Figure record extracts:
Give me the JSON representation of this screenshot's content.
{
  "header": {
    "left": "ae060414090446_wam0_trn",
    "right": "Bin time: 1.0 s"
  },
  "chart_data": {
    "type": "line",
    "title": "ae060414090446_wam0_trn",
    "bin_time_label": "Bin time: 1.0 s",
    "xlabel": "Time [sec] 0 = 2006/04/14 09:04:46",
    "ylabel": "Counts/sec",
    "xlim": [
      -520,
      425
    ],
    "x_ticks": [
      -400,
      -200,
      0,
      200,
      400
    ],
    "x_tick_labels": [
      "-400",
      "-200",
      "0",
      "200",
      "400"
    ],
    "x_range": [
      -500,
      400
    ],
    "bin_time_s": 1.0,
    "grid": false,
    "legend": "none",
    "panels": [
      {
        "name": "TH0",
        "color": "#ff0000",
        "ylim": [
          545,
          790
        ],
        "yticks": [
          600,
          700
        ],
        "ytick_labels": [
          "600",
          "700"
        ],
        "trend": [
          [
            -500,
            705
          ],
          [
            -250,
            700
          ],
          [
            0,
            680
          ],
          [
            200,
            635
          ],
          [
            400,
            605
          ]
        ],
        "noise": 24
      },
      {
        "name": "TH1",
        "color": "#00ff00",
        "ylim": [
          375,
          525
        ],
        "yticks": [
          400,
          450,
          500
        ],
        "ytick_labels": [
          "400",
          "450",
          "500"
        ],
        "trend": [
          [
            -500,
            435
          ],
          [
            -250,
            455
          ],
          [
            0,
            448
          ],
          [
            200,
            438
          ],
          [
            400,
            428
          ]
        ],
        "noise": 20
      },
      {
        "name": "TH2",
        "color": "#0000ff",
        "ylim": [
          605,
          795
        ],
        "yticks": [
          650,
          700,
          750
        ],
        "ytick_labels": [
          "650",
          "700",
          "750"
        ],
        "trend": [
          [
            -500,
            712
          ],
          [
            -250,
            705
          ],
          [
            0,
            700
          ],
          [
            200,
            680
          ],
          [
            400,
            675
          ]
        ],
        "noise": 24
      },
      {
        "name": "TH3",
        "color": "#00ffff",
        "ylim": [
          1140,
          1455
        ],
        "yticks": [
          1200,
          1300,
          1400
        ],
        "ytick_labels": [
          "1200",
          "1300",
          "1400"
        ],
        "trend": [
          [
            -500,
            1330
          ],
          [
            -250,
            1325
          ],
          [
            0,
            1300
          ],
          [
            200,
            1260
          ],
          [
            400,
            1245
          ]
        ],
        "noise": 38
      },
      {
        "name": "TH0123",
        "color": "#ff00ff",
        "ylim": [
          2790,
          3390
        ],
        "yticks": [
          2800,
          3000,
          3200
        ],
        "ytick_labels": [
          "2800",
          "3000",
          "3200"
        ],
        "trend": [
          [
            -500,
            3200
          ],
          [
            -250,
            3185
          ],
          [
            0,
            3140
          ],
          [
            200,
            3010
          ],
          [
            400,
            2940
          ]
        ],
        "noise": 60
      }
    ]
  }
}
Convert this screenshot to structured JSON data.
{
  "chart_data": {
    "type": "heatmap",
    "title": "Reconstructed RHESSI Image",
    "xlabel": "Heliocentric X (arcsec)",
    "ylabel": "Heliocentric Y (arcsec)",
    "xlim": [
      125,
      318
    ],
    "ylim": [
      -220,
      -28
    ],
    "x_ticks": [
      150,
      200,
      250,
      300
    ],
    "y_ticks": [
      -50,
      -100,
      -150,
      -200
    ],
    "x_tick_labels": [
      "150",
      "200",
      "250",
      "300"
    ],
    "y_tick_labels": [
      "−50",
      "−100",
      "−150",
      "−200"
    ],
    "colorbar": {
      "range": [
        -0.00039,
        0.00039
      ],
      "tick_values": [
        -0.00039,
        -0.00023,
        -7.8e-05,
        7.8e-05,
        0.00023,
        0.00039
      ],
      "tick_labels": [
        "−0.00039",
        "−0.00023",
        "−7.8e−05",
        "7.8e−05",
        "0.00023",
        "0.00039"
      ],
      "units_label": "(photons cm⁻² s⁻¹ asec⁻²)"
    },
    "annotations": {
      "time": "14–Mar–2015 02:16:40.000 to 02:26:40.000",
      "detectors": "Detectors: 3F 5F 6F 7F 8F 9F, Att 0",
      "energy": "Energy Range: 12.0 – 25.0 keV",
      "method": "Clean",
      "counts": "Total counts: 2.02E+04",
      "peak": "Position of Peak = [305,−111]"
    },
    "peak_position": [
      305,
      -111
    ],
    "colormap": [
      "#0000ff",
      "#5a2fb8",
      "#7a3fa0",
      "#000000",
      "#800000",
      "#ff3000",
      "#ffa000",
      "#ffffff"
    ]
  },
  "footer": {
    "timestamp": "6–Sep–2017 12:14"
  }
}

Stated task: Write the listing out again, exactly as shown above.

Task response:
Give me the JSON representation of this screenshot's content.
{
  "header": {
    "left": "ae060414090446_wam0_trn",
    "right": "Bin time: 1.0 s"
  },
  "chart_data": {
    "type": "line",
    "title": "ae060414090446_wam0_trn",
    "bin_time_label": "Bin time: 1.0 s",
    "xlabel": "Time [sec] 0 = 2006/04/14 09:04:46",
    "ylabel": "Counts/sec",
    "xlim": [
      -520,
      425
    ],
    "x_ticks": [
      -400,
      -200,
      0,
      200,
      400
    ],
    "x_tick_labels": [
      "-400",
      "-200",
      "0",
      "200",
      "400"
    ],
    "x_range": [
      -500,
      400
    ],
    "bin_time_s": 1.0,
    "grid": false,
    "legend": "none",
    "panels": [
      {
        "name": "TH0",
        "color": "#ff0000",
        "ylim": [
          545,
          790
        ],
        "yticks": [
          600,
          700
        ],
        "ytick_labels": [
          "600",
          "700"
        ],
        "trend": [
          [
            -500,
            705
          ],
          [
            -250,
            700
          ],
          [
            0,
            680
          ],
          [
            200,
            635
          ],
          [
            400,
            605
          ]
        ],
        "noise": 24
      },
      {
        "name": "TH1",
        "color": "#00ff00",
        "ylim": [
          375,
          525
        ],
        "yticks": [
          400,
          450,
          500
        ],
        "ytick_labels": [
          "400",
          "450",
          "500"
        ],
        "trend": [
          [
            -500,
            435
          ],
          [
            -250,
            455
          ],
          [
            0,
            448
          ],
          [
            200,
            438
          ],
          [
            400,
            428
          ]
        ],
        "noise": 20
      },
      {
        "name": "TH2",
        "color": "#0000ff",
        "ylim": [
          605,
          795
        ],
        "yticks": [
          650,
          700,
          750
        ],
        "ytick_labels": [
          "650",
          "700",
          "750"
        ],
        "trend": [
          [
            -500,
            712
          ],
          [
            -250,
            705
          ],
          [
            0,
            700
          ],
          [
            200,
            680
          ],
          [
            400,
            675
          ]
        ],
        "noise": 24
      },
      {
        "name": "TH3",
        "color": "#00ffff",
        "ylim": [
          1140,
          1455
        ],
        "yticks": [
          1200,
          1300,
          1400
        ],
        "ytick_labels": [
          "1200",
          "1300",
          "1400"
        ],
        "trend": [
          [
            -500,
            1330
          ],
          [
            -250,
            1325
          ],
          [
            0,
            1300
          ],
          [
            200,
            1260
          ],
          [
            400,
            1245
          ]
        ],
        "noise": 38
      },
      {
        "name": "TH0123",
        "color": "#ff00ff",
        "ylim": [
          2790,
          3390
        ],
        "yticks": [
          2800,
          3000,
          3200
        ],
        "ytick_labels": [
          "2800",
          "3000",
          "3200"
        ],
        "trend": [
          [
            -500,
            3200
          ],
          [
            -250,
            3185
          ],
          [
            0,
            3140
          ],
          [
            200,
            3010
          ],
          [
            400,
            2940
          ]
        ],
        "noise": 60
      }
    ]
  }
}
Convert this screenshot to structured JSON data.
{
  "chart_data": {
    "type": "heatmap",
    "title": "Reconstructed RHESSI Image",
    "xlabel": "Heliocentric X (arcsec)",
    "ylabel": "Heliocentric Y (arcsec)",
    "xlim": [
      125,
      318
    ],
    "ylim": [
      -220,
      -28
    ],
    "x_ticks": [
      150,
      200,
      250,
      300
    ],
    "y_ticks": [
      -50,
      -100,
      -150,
      -200
    ],
    "x_tick_labels": [
      "150",
      "200",
      "250",
      "300"
    ],
    "y_tick_labels": [
      "−50",
      "−100",
      "−150",
      "−200"
    ],
    "colorbar": {
      "range": [
        -0.00039,
        0.00039
      ],
      "tick_values": [
        -0.00039,
        -0.00023,
        -7.8e-05,
        7.8e-05,
        0.00023,
        0.00039
      ],
      "tick_labels": [
        "−0.00039",
        "−0.00023",
        "−7.8e−05",
        "7.8e−05",
        "0.00023",
        "0.00039"
      ],
      "units_label": "(photons cm⁻² s⁻¹ asec⁻²)"
    },
    "annotations": {
      "time": "14–Mar–2015 02:16:40.000 to 02:26:40.000",
      "detectors": "Detectors: 3F 5F 6F 7F 8F 9F, Att 0",
      "energy": "Energy Range: 12.0 – 25.0 keV",
      "method": "Clean",
      "counts": "Total counts: 2.02E+04",
      "peak": "Position of Peak = [305,−111]"
    },
    "peak_position": [
      305,
      -111
    ],
    "colormap": [
      "#0000ff",
      "#5a2fb8",
      "#7a3fa0",
      "#000000",
      "#800000",
      "#ff3000",
      "#ffa000",
      "#ffffff"
    ]
  },
  "footer": {
    "timestamp": "6–Sep–2017 12:14"
  }
}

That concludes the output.